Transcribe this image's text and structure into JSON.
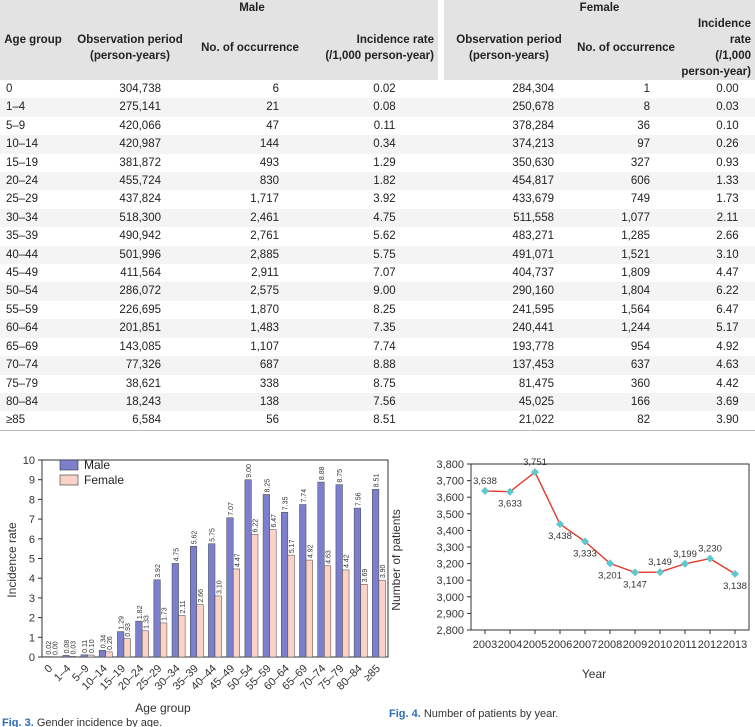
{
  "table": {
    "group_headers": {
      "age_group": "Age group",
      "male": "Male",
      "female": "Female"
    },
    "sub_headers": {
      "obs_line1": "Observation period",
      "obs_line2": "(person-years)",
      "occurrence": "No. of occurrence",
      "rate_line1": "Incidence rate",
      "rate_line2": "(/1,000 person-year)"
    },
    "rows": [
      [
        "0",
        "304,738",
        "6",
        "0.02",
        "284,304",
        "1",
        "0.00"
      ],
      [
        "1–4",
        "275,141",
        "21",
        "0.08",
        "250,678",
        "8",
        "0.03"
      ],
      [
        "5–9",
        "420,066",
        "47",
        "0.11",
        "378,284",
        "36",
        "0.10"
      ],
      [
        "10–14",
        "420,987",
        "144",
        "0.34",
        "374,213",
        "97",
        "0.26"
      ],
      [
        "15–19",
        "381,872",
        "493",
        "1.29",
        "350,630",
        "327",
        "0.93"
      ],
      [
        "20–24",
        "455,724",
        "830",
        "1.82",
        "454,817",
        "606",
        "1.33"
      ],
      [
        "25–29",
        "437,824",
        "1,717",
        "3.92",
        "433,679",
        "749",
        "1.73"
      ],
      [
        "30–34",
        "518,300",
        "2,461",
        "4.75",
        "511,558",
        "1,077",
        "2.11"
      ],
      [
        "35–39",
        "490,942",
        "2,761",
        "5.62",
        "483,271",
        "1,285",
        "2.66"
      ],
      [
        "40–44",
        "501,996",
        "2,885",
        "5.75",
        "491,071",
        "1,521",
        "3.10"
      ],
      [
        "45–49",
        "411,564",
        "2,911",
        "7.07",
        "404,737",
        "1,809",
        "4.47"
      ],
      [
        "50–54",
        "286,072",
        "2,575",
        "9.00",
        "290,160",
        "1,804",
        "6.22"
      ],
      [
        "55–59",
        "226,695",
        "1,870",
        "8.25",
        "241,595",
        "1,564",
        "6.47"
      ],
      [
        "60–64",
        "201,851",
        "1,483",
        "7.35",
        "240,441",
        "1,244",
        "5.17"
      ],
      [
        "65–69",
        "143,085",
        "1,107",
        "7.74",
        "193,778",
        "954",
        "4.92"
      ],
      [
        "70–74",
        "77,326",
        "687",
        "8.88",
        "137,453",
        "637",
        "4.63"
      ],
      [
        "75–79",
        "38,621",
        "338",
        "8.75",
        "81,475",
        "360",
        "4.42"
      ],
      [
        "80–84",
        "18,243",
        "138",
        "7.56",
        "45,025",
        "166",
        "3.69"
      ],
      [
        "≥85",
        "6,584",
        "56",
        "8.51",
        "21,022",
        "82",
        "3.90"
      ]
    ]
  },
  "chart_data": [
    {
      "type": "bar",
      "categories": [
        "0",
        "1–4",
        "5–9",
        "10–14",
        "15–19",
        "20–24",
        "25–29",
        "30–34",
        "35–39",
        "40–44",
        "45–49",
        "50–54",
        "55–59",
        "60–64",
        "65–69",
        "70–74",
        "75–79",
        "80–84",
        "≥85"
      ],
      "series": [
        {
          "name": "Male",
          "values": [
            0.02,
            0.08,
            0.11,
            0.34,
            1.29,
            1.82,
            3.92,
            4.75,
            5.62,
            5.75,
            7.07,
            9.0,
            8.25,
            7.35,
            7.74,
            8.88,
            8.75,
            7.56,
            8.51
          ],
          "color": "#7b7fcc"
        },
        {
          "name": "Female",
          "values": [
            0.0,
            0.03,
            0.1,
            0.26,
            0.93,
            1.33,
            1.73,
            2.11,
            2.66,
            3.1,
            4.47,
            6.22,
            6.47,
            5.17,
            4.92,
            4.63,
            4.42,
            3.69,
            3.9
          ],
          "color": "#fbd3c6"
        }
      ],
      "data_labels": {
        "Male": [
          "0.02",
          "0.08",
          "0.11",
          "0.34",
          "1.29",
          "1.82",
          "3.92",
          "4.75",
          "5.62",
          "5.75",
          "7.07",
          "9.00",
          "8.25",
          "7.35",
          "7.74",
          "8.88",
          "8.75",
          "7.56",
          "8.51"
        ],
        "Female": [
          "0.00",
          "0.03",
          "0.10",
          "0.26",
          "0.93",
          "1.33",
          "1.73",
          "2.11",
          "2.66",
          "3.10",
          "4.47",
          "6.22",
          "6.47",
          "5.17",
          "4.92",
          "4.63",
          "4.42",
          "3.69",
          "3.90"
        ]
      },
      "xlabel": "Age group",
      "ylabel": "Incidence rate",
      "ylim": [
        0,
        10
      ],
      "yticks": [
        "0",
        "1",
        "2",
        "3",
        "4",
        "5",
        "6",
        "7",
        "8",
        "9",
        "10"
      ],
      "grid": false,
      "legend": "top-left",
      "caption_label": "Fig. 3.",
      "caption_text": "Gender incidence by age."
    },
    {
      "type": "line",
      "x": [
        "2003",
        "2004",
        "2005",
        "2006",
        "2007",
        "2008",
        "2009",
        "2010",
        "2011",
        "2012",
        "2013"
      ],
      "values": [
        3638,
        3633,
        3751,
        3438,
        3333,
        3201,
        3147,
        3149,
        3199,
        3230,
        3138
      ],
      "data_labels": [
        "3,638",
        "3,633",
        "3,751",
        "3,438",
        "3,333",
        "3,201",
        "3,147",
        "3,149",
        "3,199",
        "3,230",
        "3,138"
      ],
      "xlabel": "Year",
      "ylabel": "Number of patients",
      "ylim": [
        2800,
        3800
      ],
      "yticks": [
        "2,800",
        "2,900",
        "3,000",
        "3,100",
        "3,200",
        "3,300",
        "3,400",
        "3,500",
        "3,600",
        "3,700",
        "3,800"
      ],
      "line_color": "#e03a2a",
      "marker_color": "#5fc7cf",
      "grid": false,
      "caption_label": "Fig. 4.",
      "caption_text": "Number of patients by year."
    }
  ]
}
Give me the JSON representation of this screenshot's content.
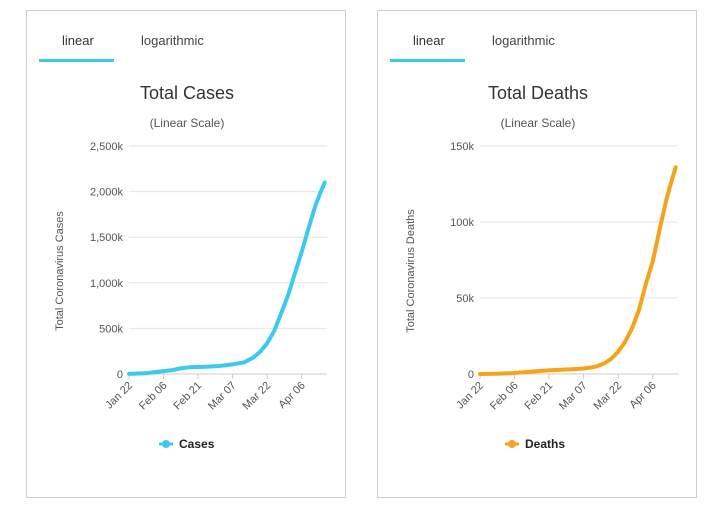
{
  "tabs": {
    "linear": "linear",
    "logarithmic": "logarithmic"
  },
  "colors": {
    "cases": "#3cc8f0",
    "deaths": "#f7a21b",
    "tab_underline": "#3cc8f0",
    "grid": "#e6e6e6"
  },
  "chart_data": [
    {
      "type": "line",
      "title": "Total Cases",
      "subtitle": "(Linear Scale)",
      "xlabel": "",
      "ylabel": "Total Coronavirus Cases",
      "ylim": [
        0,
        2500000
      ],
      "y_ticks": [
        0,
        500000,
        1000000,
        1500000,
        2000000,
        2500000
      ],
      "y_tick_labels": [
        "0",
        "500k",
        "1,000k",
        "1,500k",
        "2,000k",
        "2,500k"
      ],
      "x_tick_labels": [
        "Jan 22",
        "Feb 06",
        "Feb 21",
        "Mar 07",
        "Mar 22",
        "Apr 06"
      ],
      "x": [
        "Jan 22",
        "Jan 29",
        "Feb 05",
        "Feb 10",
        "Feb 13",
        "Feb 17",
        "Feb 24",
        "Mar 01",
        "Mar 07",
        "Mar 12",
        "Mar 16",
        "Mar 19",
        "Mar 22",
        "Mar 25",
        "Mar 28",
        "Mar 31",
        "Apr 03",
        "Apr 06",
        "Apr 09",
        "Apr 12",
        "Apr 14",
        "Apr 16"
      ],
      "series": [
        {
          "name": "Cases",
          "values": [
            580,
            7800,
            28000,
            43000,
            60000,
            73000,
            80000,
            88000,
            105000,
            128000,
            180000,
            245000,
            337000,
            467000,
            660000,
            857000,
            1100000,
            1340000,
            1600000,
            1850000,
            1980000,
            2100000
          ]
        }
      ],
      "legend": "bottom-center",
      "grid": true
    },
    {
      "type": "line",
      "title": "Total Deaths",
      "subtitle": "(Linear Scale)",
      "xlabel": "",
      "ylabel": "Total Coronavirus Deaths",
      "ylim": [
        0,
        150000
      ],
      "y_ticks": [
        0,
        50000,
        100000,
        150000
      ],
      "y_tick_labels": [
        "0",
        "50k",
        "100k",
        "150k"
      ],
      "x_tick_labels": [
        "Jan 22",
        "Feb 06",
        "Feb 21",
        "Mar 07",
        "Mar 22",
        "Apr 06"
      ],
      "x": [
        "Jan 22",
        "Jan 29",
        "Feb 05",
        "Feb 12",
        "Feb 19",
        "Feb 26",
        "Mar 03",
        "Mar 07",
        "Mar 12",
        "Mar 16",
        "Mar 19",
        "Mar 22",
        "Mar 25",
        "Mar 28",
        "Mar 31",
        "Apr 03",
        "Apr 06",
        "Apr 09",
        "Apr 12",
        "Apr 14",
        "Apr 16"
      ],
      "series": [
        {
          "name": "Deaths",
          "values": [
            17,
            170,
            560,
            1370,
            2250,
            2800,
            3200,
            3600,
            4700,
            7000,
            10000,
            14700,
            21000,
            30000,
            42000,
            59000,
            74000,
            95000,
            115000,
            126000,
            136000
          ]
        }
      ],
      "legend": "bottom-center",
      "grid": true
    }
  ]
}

==

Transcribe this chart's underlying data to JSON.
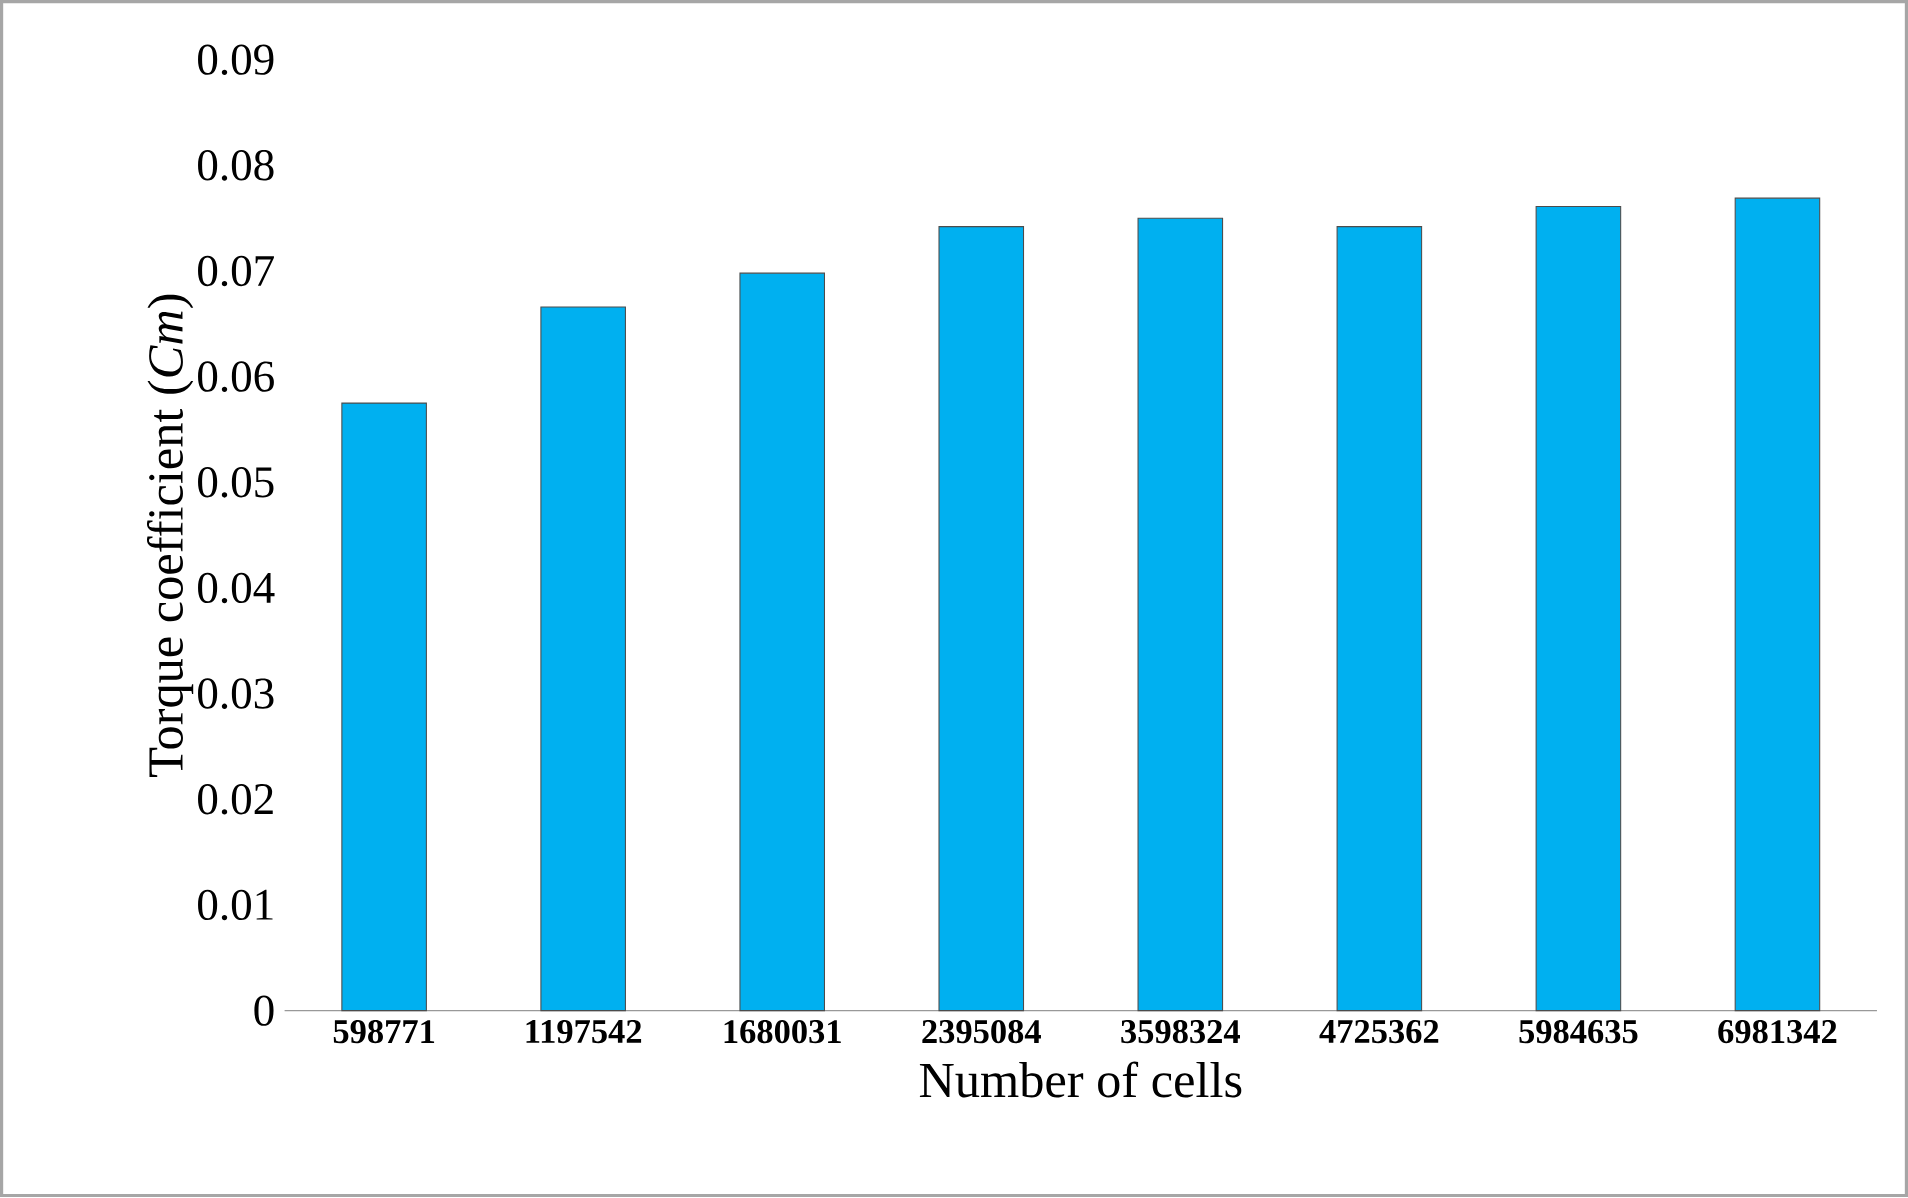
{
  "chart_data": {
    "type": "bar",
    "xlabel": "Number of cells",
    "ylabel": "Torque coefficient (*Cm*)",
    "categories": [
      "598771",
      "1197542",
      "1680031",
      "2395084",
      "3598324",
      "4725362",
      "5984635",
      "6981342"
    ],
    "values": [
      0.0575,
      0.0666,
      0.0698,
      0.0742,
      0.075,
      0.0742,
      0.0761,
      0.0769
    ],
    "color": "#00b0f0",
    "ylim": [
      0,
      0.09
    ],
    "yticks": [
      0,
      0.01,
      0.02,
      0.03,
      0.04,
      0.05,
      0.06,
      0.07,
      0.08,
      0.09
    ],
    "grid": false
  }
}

==

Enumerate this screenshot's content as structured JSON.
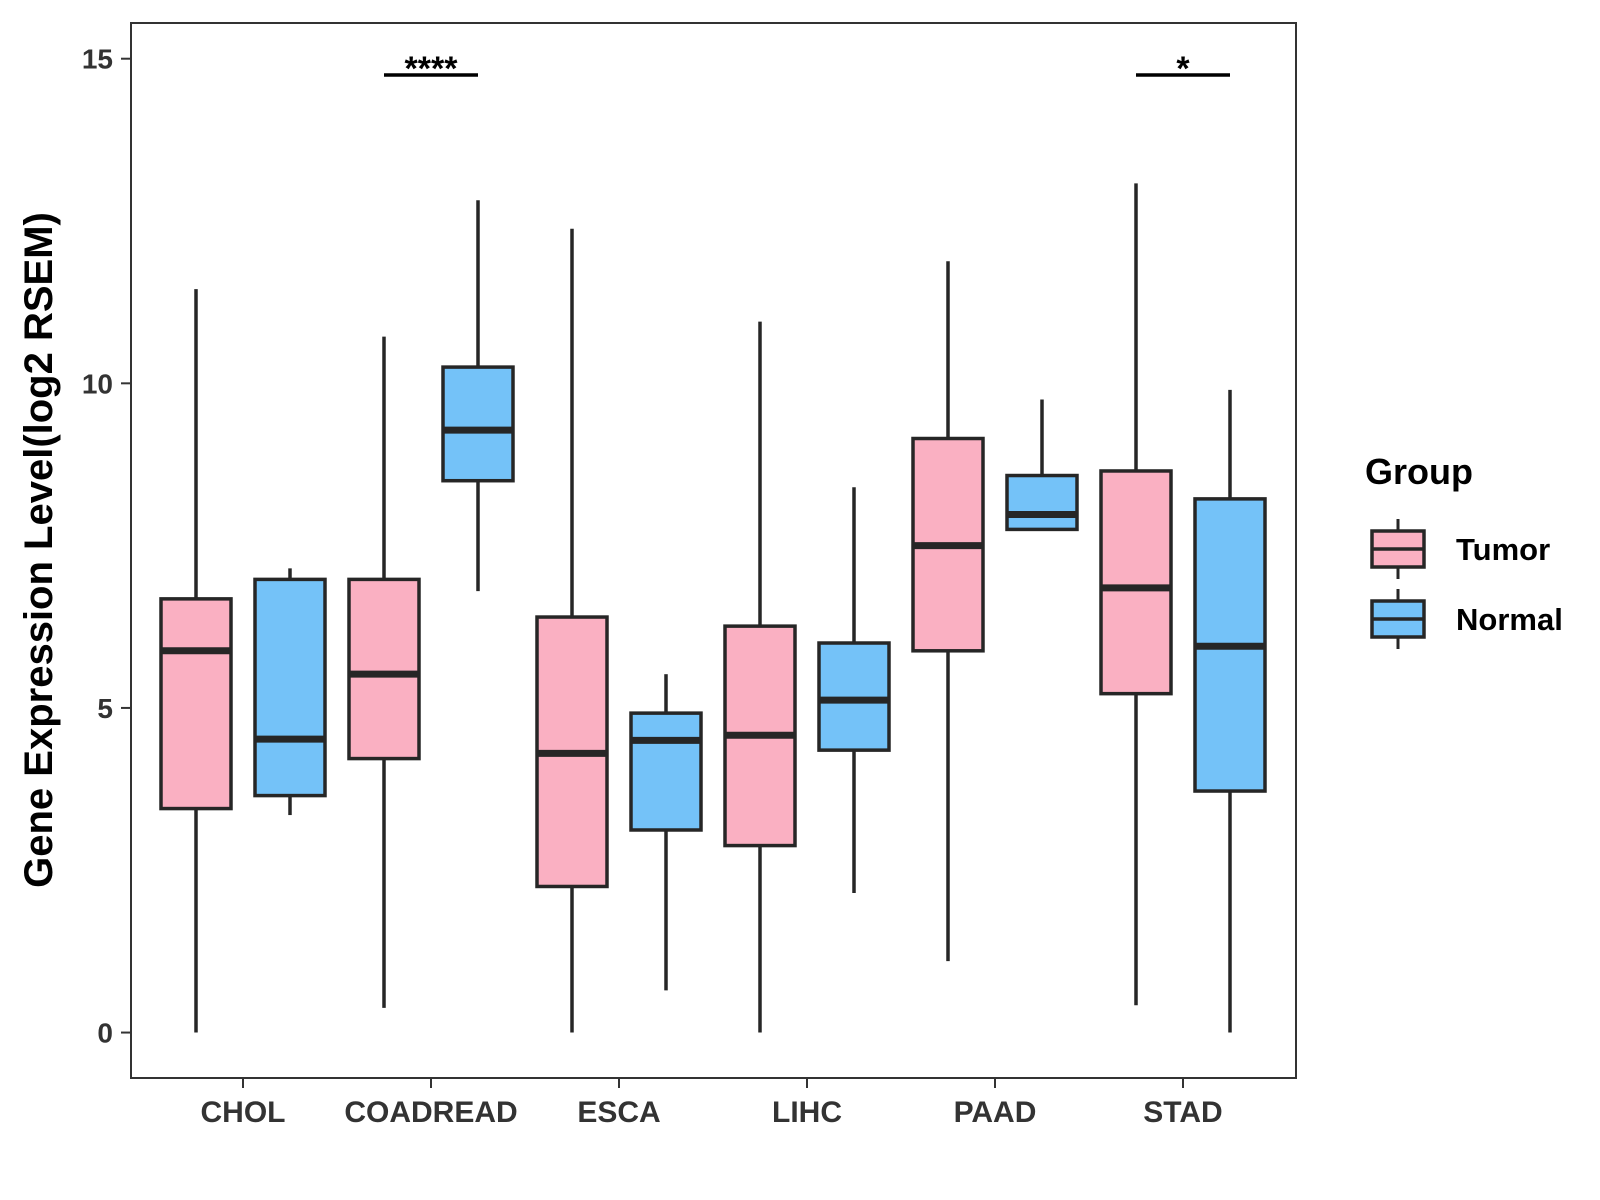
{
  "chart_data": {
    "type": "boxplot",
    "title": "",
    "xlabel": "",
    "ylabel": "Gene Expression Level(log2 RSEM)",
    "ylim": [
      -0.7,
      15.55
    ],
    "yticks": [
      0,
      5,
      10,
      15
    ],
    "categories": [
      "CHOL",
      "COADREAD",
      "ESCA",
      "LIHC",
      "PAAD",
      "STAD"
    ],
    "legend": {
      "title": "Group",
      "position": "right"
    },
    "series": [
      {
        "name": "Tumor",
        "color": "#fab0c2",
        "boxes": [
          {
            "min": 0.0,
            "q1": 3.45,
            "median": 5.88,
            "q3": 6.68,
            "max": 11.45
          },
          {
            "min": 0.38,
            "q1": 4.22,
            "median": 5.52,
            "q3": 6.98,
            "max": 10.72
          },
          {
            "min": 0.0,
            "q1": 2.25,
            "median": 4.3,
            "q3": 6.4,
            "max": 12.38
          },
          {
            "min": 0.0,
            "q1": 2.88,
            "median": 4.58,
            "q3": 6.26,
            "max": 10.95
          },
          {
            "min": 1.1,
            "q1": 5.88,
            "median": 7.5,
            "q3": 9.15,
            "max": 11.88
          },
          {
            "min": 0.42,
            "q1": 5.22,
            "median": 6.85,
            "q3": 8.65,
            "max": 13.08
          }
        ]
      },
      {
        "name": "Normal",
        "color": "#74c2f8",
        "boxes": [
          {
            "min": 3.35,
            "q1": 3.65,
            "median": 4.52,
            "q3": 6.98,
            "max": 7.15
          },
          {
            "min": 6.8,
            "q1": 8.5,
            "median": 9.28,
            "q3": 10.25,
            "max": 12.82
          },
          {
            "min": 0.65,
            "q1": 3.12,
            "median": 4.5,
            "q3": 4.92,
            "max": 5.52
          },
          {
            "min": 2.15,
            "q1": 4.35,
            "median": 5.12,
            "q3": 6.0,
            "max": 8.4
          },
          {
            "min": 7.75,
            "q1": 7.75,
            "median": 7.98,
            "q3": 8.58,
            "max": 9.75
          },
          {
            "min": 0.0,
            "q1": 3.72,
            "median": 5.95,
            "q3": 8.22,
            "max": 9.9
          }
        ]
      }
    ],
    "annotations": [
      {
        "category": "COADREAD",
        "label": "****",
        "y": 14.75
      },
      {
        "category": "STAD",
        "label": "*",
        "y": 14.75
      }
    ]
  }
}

-- Work instruction --
Look through the entries above and find each line where the word "patients" occurs; copy those lines.

-- Response area --
      "ylabel": "Number of patients",
      "caption_text": "Number of patients by year."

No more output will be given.